• **Available data**
- - -

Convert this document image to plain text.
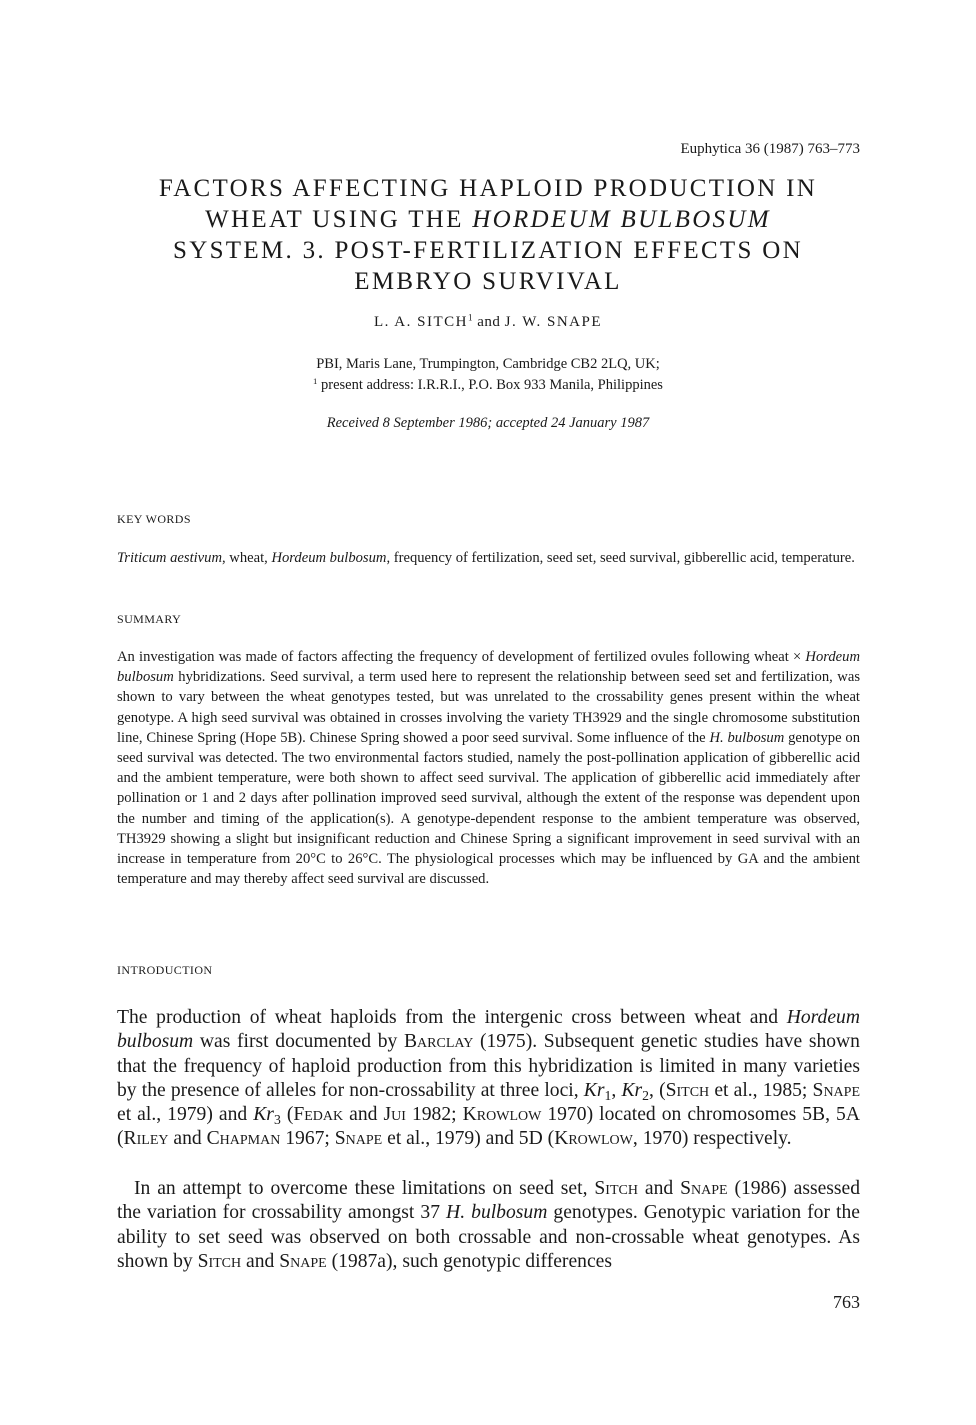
Euphytica 36 (1987) 763–773
FACTORS AFFECTING HAPLOID PRODUCTION IN
WHEAT USING THE HORDEUM BULBOSUM
SYSTEM. 3. POST-FERTILIZATION EFFECTS ON
EMBRYO SURVIVAL
L. A. SITCH$^1$ and J. W. SNAPE
PBI, Maris Lane, Trumpington, Cambridge CB2 2LQ, UK;
$^1$ present address: I.R.R.I., P.O. Box 933 Manila, Philippines
Received 8 September 1986; accepted 24 January 1987
KEY WORDS

Triticum aestivum, wheat, Hordeum bulbosum, frequency of fertilization, seed set, seed survival, gibberellic acid, temperature.

SUMMARY

An investigation was made of factors affecting the frequency of development of fertilized ovules following wheat × Hordeum bulbosum hybridizations. Seed survival, a term used here to represent the relationship between seed set and fertilization, was shown to vary between the wheat genotypes tested, but was unrelated to the crossability genes present within the wheat genotype. A high seed survival was obtained in crosses involving the variety TH3929 and the single chromosome substitution line, Chinese Spring (Hope 5B). Chinese Spring showed a poor seed survival. Some influence of the H. bulbosum genotype on seed survival was detected. The two environmental factors studied, namely the post-pollination application of gibberellic acid and the ambient temperature, were both shown to affect seed survival. The application of gibberellic acid immediately after pollination or 1 and 2 days after pollination improved seed survival, although the extent of the response was dependent upon the number and timing of the application(s). A genotype-dependent response to the ambient temperature was observed, TH3929 showing a slight but insignificant reduction and Chinese Spring a significant improvement in seed survival with an increase in temperature from 20°C to 26°C. The physiological processes which may be influenced by GA and the ambient temperature and may thereby affect seed survival are discussed.

INTRODUCTION

The production of wheat haploids from the intergenic cross between wheat and Hordeum bulbosum was first documented by Barclay (1975). Subsequent genetic studies have shown that the frequency of haploid production from this hybridization is limited in many varieties by the presence of alleles for non-crossability at three loci, $Kr_1$, $Kr_2$, (Sitch et al., 1985; Snape et al., 1979) and $Kr_3$ (Fedak and Jui 1982; Krowlow 1970) located on chromosomes 5B, 5A (Riley and Chapman 1967; Snape et al., 1979) and 5D (Krowlow, 1970) respectively.

In an attempt to overcome these limitations on seed set, Sitch and Snape (1986) assessed the variation for crossability amongst 37 H. bulbosum genotypes. Genotypic variation for the ability to set seed was observed on both crossable and non-crossable wheat genotypes. As shown by Sitch and Snape (1987a), such genotypic differences

763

- - -

• **Work required**
Keep only the lines of the listing that contain the word "genotypes", and copy them.

• **Response to the task**
An investigation was made of factors affecting the frequency of development of fertilized ovules following wheat × Hordeum bulbosum hybridizations. Seed survival, a term used here to represent the relationship between seed set and fertilization, was shown to vary between the wheat genotypes tested, but was unrelated to the crossability genes present within the wheat genotype. A high seed survival was obtained in crosses involving the variety TH3929 and the single chromosome substitution line, Chinese Spring (Hope 5B). Chinese Spring showed a poor seed survival. Some influence of the H. bulbosum genotype on seed survival was detected. The two environmental factors studied, namely the post-pollination application of gibberellic acid and the ambient temperature, were both shown to affect seed survival. The application of gibberellic acid immediately after pollination or 1 and 2 days after pollination improved seed survival, although the extent of the response was dependent upon the number and timing of the application(s). A genotype-dependent response to the ambient temperature was observed, TH3929 showing a slight but insignificant reduction and Chinese Spring a significant improvement in seed survival with an increase in temperature from 20°C to 26°C. The physiological processes which may be influenced by GA and the ambient temperature and may thereby affect seed survival are discussed.
In an attempt to overcome these limitations on seed set, Sitch and Snape (1986) assessed the variation for crossability amongst 37 H. bulbosum genotypes. Genotypic variation for the ability to set seed was observed on both crossable and non-crossable wheat genotypes. As shown by Sitch and Snape (1987a), such genotypic differences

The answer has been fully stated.